## Aim of the task
Can you extract the full Mudcat Café post about the "Never Mind" WWI parody verbatim, from its header through the last line of lyrics?

## Document text
The Mudcat Café TM
Thread #31071   Message #3989629
Posted By: Jim Dixon
27-Apr-19 - 08:01 PM
Thread Name: Lyr Add: Never Mind (WWI parody + original)
Subject: Lyr Add: NEVER MIND (WWI parody)
From Tommy's Tunes: A Comprehensive Collection of Soldiers' Songs, Marching Melodies, [etc.] by Frederick Thomas Nettleingham (London: Erskine Macdonald, Ltd., 1917), page 28:

NEVER MIND.[1]
(New Version.)

Though your heart may ache awhile, never mind,
Though your heart may ache awhile, never mind,
You'll forget about it soon,
When you've had a good old spoon,
And your heart, it aches no more, never mind.

If the Sergeant's pinched your rum—never mind,
If the Sergeant's on the bum[2]—never mind.
If he collars all your fags,
And you've nothing on but rags,
It's his affair—not yours—so never mind.

If the Sergeant says you’re daft—never mind.
Maybe you are—who knows?—never mind.
It's no use to answer back,
'Cos he won't stand any slack,[3]
So if he says you're daft—then you are.

## Information supplied
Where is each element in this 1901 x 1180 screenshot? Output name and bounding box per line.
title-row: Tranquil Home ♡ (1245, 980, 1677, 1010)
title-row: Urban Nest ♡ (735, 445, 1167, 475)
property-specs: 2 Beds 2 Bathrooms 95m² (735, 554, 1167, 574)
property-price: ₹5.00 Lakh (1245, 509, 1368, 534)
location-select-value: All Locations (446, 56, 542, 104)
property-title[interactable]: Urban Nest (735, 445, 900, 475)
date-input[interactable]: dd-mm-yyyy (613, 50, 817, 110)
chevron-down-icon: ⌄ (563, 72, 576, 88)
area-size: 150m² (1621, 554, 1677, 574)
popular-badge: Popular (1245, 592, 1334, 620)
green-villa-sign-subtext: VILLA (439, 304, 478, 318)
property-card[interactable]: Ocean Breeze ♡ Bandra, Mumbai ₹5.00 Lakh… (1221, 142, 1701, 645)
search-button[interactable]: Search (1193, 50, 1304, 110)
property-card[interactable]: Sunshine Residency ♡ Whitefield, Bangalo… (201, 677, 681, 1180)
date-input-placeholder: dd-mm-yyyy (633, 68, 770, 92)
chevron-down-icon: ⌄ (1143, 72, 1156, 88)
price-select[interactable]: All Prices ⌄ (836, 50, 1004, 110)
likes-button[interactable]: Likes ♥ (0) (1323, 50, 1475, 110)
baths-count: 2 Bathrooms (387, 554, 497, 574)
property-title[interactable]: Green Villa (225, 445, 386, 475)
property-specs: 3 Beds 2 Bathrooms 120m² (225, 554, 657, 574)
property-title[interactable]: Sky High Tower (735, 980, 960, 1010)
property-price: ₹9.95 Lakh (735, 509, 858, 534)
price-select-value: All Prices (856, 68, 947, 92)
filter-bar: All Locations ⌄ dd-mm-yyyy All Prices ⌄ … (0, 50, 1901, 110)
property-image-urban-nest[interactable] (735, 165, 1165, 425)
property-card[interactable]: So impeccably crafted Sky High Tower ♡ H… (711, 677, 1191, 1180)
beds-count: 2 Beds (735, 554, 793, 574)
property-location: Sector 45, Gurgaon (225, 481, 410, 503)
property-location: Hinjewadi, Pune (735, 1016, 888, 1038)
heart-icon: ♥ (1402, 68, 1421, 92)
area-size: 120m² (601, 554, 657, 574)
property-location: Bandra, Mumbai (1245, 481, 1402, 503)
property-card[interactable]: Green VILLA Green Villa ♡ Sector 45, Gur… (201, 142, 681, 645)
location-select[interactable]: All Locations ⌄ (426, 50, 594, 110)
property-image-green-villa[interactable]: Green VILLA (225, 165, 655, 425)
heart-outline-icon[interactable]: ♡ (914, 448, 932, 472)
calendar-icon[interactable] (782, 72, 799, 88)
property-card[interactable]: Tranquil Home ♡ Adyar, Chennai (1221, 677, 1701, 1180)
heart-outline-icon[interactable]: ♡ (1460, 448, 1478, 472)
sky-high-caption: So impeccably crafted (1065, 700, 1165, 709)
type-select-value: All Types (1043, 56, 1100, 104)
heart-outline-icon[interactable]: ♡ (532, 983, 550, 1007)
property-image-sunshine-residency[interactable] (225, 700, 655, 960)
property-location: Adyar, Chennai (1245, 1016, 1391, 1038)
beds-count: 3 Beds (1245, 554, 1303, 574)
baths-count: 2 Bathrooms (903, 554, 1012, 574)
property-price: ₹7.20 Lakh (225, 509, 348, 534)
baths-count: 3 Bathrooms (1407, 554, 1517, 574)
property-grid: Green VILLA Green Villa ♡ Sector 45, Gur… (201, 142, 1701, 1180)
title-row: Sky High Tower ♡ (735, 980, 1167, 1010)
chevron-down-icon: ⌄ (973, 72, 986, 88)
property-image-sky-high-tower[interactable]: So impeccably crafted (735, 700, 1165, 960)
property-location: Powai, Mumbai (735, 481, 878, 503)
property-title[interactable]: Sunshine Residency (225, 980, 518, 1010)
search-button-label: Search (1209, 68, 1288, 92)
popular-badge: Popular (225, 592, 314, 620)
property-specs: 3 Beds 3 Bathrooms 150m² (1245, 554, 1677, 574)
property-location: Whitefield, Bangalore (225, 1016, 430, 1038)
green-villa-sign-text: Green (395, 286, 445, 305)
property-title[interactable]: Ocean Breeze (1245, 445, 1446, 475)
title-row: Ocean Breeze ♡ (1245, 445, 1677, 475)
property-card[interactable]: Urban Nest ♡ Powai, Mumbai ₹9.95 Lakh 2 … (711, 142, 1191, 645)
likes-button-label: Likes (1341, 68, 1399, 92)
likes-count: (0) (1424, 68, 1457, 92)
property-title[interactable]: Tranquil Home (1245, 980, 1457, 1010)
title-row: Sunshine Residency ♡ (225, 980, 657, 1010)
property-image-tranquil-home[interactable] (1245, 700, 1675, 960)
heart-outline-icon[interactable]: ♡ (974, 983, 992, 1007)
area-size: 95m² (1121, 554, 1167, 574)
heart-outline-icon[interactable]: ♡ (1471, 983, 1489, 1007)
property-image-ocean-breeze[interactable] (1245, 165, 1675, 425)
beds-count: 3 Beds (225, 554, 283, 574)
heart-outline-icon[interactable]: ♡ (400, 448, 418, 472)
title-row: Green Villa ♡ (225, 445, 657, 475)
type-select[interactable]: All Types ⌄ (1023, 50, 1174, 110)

## Solution for this task
The Mudcat Café TM
Thread #31071   Message #3989629
Posted By: Jim Dixon
27-Apr-19 - 08:01 PM
Thread Name: Lyr Add: Never Mind (WWI parody + original)
Subject: Lyr Add: NEVER MIND (WWI parody)
From Tommy's Tunes: A Comprehensive Collection of Soldiers' Songs, Marching Melodies, [etc.] by Frederick Thomas Nettleingham (London: Erskine Macdonald, Ltd., 1917), page 28:

NEVER MIND.[1]
(New Version.)

Though your heart may ache awhile, never mind,
Though your heart may ache awhile, never mind,
You'll forget about it soon,
When you've had a good old spoon,
And your heart, it aches no more, never mind.

If the Sergeant's pinched your rum—never mind,
If the Sergeant's on the bum[2]—never mind.
If he collars all your fags,
And you've nothing on but rags,
It's his affair—not yours—so never mind.

If the Sergeant says you’re daft—never mind.
Maybe you are—who knows?—never mind.
It's no use to answer back,
'Cos he won't stand any slack,[3]
So if he says you're daft—then you are.